_Written task 1_. In the entries below, retype every line from the one containing "browser-tab[interactable]: localhost xyxy=(0,0,160,37)" down to the one containing "detail-row: Gender /", including both of those lines.

_Given text_.
-- START --

Summary. The paper models stochastic discrete-time clock jitter in ADCs as a stationary first-order autoregressive (AR(1)) process. It proposes two pilot-assisted dejittering algorithms for baseband signals—a sequence of weighted least-squares problems and a Kalman filter routine—along with a conditional maximum-likelihood estimator for the AR coefficients. A mathematical analysis of induced linearization errors is provided, and the methods are evaluated via synthetic Monte-Carlo simulations that report 1–15 dB SINADR gains and 0.02–1.6 dB EVM improvement depending on impairment severity and pilot density, with the Kalman smoother performing best.

Significance. If the AR(1) model and its parameter estimates prove representative of real ADC clock jitter, the proposed algorithms could supply low-complexity, pilot-based compensation techniques that exploit temporal correlation to improve SINADR and EVM in high-speed sampling systems. The explicit derivation of the filters from the AR(1) correlation structure and the accompanying linearization-error analysis constitute clear technical contributions; the availability of synthetic simulation code would further strengthen reproducibility.

major comments (2)
  1. [Simulation Results] Simulation section (Monte-Carlo trials): all reported SINADR/EVM gains and linearization-error results are obtained by sampling jitter directly from the same stationary AR(1) process used to derive the weighted LS and Kalman routines. This setup does not probe performance under model mismatch (e.g., AR(2), non-stationary increments, or measured hardware jitter spectra) and therefore leaves the claimed 1–15 dB improvement range unverified for practical ADCs.

-- END --

_Written task 2_. In the passage on ADC clock jitter, which method performed best in the simulations?

_Extracted material_.

-- START --

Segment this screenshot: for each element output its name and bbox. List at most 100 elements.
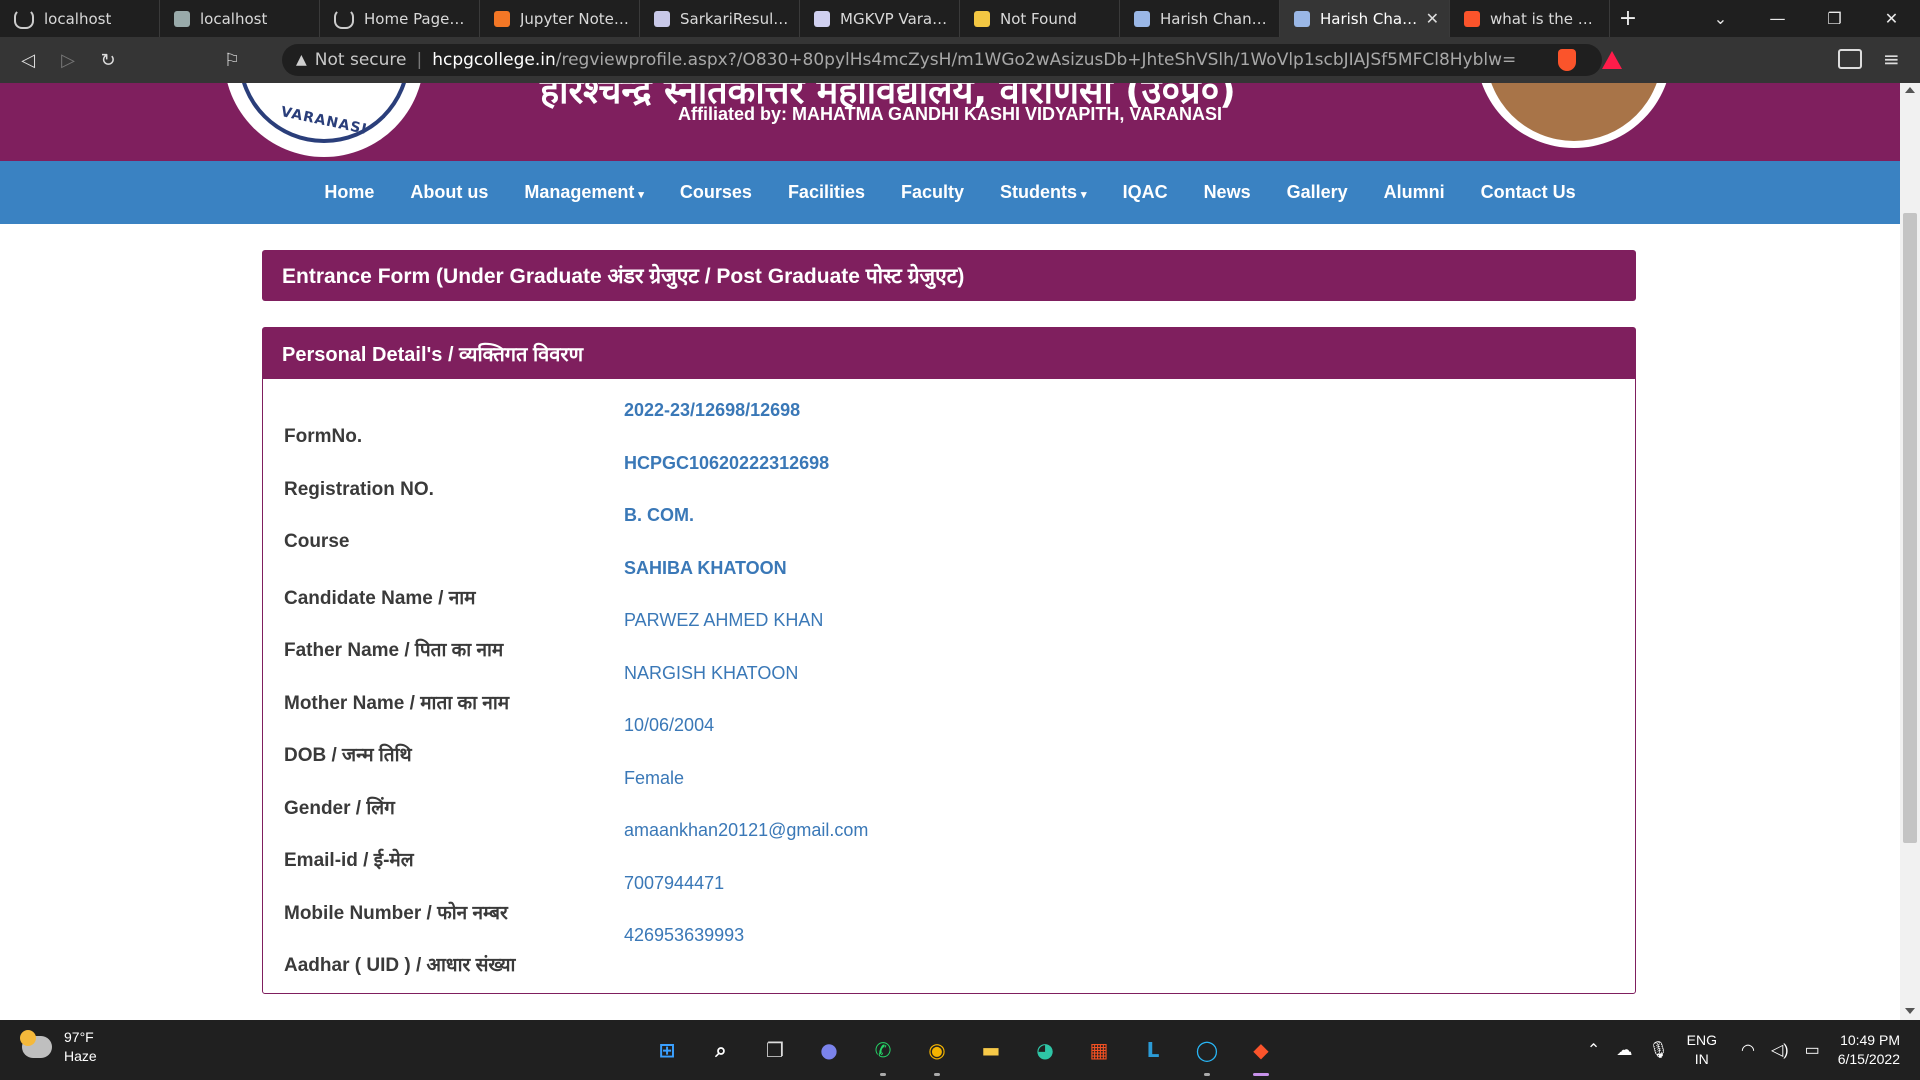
browser-tab[interactable]: localhost xyxy=(0,0,160,37)
search-icon[interactable]: ⌕ xyxy=(701,1030,741,1070)
nav-item-about-us[interactable]: About us xyxy=(410,182,488,203)
system-tray: ⌃ ☁ 🎙 ENG IN ◠ ◁) ▭ 10:49 PM 6/15/2022 xyxy=(1579,1020,1920,1080)
nav-item-iqac[interactable]: IQAC xyxy=(1123,182,1168,203)
browser-tab[interactable]: Jupyter Noteboo xyxy=(480,0,640,37)
volume-icon[interactable]: ◁) xyxy=(1771,1040,1789,1060)
minimize-icon[interactable]: — xyxy=(1749,9,1806,28)
chevron-up-icon[interactable]: ⌃ xyxy=(1587,1040,1600,1060)
new-tab-button[interactable]: + xyxy=(1610,6,1646,31)
personal-details-panel: Personal Detail's / व्यक्तिगत विवरण Form… xyxy=(262,327,1636,994)
l-app-icon[interactable]: L xyxy=(1133,1030,1173,1070)
windows-taskbar: 97°F Haze ⊞ ⌕ ❐ ● ✆ ◉ ▬ ◕ ▦ L ◯ ◆ ⌃ ☁ 🎙 ENG IN ◠ ◁)… xyxy=(0,1020,1920,1080)
tab-label: Not Found xyxy=(1000,9,1077,28)
detail-row: Gender / लिंग Female xyxy=(284,768,1614,820)
lang-top: ENG xyxy=(1686,1032,1717,1048)
clock[interactable]: 10:49 PM 6/15/2022 xyxy=(1838,1031,1900,1069)
scroll-thumb[interactable] xyxy=(1903,213,1917,843)
nav-item-facilities[interactable]: Facilities xyxy=(788,182,865,203)
wifi-icon[interactable]: ◠ xyxy=(1741,1040,1755,1060)
brave-shield-icon[interactable] xyxy=(1558,49,1576,71)
vertical-scrollbar[interactable] xyxy=(1900,83,1920,1020)
edge-icon[interactable]: ◕ xyxy=(1025,1030,1065,1070)
windows-start-icon[interactable]: ⊞ xyxy=(647,1030,687,1070)
nav-item-news[interactable]: News xyxy=(1204,182,1251,203)
bookmark-icon[interactable]: ⚐ xyxy=(212,50,252,71)
close-tab-icon[interactable]: ✕ xyxy=(1418,9,1439,28)
weather-widget[interactable]: 97°F Haze xyxy=(20,1028,97,1066)
nav-item-label: Gallery xyxy=(1286,182,1348,202)
browser-tab[interactable]: SarkariResult.com xyxy=(640,0,800,37)
chevron-down-icon: ▾ xyxy=(1081,189,1087,201)
address-bar[interactable]: ▲ Not secure | hcpgcollege.in /regviewpr… xyxy=(282,44,1602,76)
tab-label: Home Page - Sele xyxy=(364,9,469,28)
brave-rewards-icon[interactable] xyxy=(1602,51,1622,69)
browser-tab[interactable]: Harish Chand ✕ xyxy=(1280,0,1450,37)
battery-icon[interactable]: ▭ xyxy=(1805,1040,1820,1060)
browser-tab[interactable]: Home Page - Sele xyxy=(320,0,480,37)
chevron-down-icon: ▾ xyxy=(638,189,644,201)
onedrive-icon[interactable]: ☁ xyxy=(1616,1040,1632,1060)
tab-search-chevron-icon[interactable]: ⌄ xyxy=(1692,9,1749,28)
detail-value: 426953639993 xyxy=(624,925,745,945)
nav-item-courses[interactable]: Courses xyxy=(680,182,752,203)
nav-item-alumni[interactable]: Alumni xyxy=(1384,182,1445,203)
browser-tab[interactable]: MGKVP Varanasi xyxy=(800,0,960,37)
microphone-icon[interactable]: 🎙 xyxy=(1648,1040,1668,1060)
cortana-icon[interactable]: ◯ xyxy=(1187,1030,1227,1076)
restore-icon[interactable]: ❐ xyxy=(1806,9,1863,28)
nav-item-contact-us[interactable]: Contact Us xyxy=(1481,182,1576,203)
detail-row: DOB / जन्म तिथि 10/06/2004 xyxy=(284,715,1614,767)
nav-item-gallery[interactable]: Gallery xyxy=(1287,182,1348,203)
warning-icon[interactable]: ▲ xyxy=(296,52,307,68)
wallet-icon[interactable] xyxy=(1838,49,1862,69)
warning-icon xyxy=(974,10,990,27)
scroll-up-icon[interactable] xyxy=(1905,87,1915,93)
browser-tab[interactable]: Harish Chandra P xyxy=(1120,0,1280,37)
file-explorer-icon[interactable]: ▬ xyxy=(971,1030,1011,1070)
task-view-icon[interactable]: ❐ xyxy=(755,1030,795,1070)
store-icon[interactable]: ▦ xyxy=(1079,1030,1119,1070)
browser-tab[interactable]: localhost xyxy=(160,0,320,37)
detail-value: B. COM. xyxy=(624,505,694,525)
brave-icon[interactable]: ◆ xyxy=(1241,1030,1281,1076)
brave-search-icon xyxy=(1464,10,1480,27)
browser-tab[interactable]: what is the key o xyxy=(1450,0,1610,37)
nav-item-label: Alumni xyxy=(1383,182,1445,202)
back-icon[interactable]: ◁ xyxy=(8,50,48,71)
nav-item-label: Courses xyxy=(679,182,752,202)
weather-temp: 97°F xyxy=(64,1029,94,1045)
weather-icon xyxy=(20,1030,52,1058)
language-indicator[interactable]: ENG IN xyxy=(1687,1031,1717,1069)
nav-item-management[interactable]: Management ▾ xyxy=(524,182,644,203)
detail-value: amaankhan20121@gmail.com xyxy=(624,820,869,840)
detail-value: 10/06/2004 xyxy=(624,715,715,735)
whatsapp-icon[interactable]: ✆ xyxy=(863,1030,903,1076)
scroll-down-icon[interactable] xyxy=(1905,1008,1915,1014)
lang-bottom: IN xyxy=(1694,1051,1709,1067)
nav-item-home[interactable]: Home xyxy=(324,182,374,203)
forward-icon[interactable]: ▷ xyxy=(48,50,88,71)
close-window-icon[interactable]: ✕ xyxy=(1863,9,1920,28)
college-icon xyxy=(1134,10,1150,27)
page-title: Entrance Form (Under Graduate अंडर ग्रेज… xyxy=(262,250,1636,301)
nav-item-label: Facilities xyxy=(787,182,865,202)
nav-item-label: Faculty xyxy=(900,182,965,202)
detail-label: FormNo. xyxy=(284,426,363,447)
nav-item-faculty[interactable]: Faculty xyxy=(901,182,964,203)
clock-time: 10:49 PM xyxy=(1840,1032,1900,1048)
url-path[interactable]: /regviewprofile.aspx?/O830+80pylHs4mcZys… xyxy=(556,50,1517,70)
chrome-icon[interactable]: ◉ xyxy=(917,1030,957,1076)
tab-label: SarkariResult.com xyxy=(680,9,789,28)
window-controls: ⌄ — ❐ ✕ xyxy=(1692,0,1920,37)
reload-icon[interactable]: ↻ xyxy=(88,50,128,71)
browser-toolbar: ◁ ▷ ↻ ⚐ ▲ Not secure | hcpgcollege.in /r… xyxy=(0,37,1920,83)
nav-item-students[interactable]: Students ▾ xyxy=(1000,182,1087,203)
detail-value: Female xyxy=(624,767,685,788)
url-domain[interactable]: hcpgcollege.in xyxy=(432,50,556,70)
sarkari-icon xyxy=(654,10,670,27)
security-label[interactable]: Not secure xyxy=(315,50,407,70)
browser-tab[interactable]: Not Found xyxy=(960,0,1120,37)
menu-icon[interactable]: ≡ xyxy=(1883,47,1900,71)
tab-label: Harish Chand xyxy=(1320,9,1418,28)
teams-chat-icon[interactable]: ● xyxy=(809,1030,849,1070)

-- END --

_Written solution 1_.
browser-tab[interactable]: localhost xyxy=(0,0,160,37)
search-icon[interactable]: ⌕ xyxy=(701,1030,741,1070)
nav-item-about-us[interactable]: About us xyxy=(410,182,488,203)
system-tray: ⌃ ☁ 🎙 ENG IN ◠ ◁) ▭ 10:49 PM 6/15/2022 xyxy=(1579,1020,1920,1080)
nav-item-iqac[interactable]: IQAC xyxy=(1123,182,1168,203)
browser-tab[interactable]: Jupyter Noteboo xyxy=(480,0,640,37)
volume-icon[interactable]: ◁) xyxy=(1771,1040,1789,1060)
minimize-icon[interactable]: — xyxy=(1749,9,1806,28)
chevron-up-icon[interactable]: ⌃ xyxy=(1587,1040,1600,1060)
new-tab-button[interactable]: + xyxy=(1610,6,1646,31)
personal-details-panel: Personal Detail's / व्यक्तिगत विवरण Form… xyxy=(262,327,1636,994)
l-app-icon[interactable]: L xyxy=(1133,1030,1173,1070)
windows-taskbar: 97°F Haze ⊞ ⌕ ❐ ● ✆ ◉ ▬ ◕ ▦ L ◯ ◆ ⌃ ☁ 🎙 ENG IN ◠ ◁)… xyxy=(0,1020,1920,1080)
tab-label: Not Found xyxy=(1000,9,1077,28)
detail-row: Gender / लिंग Female xyxy=(284,768,1614,820)

_Written solution 2_. The Kalman smoother performed best.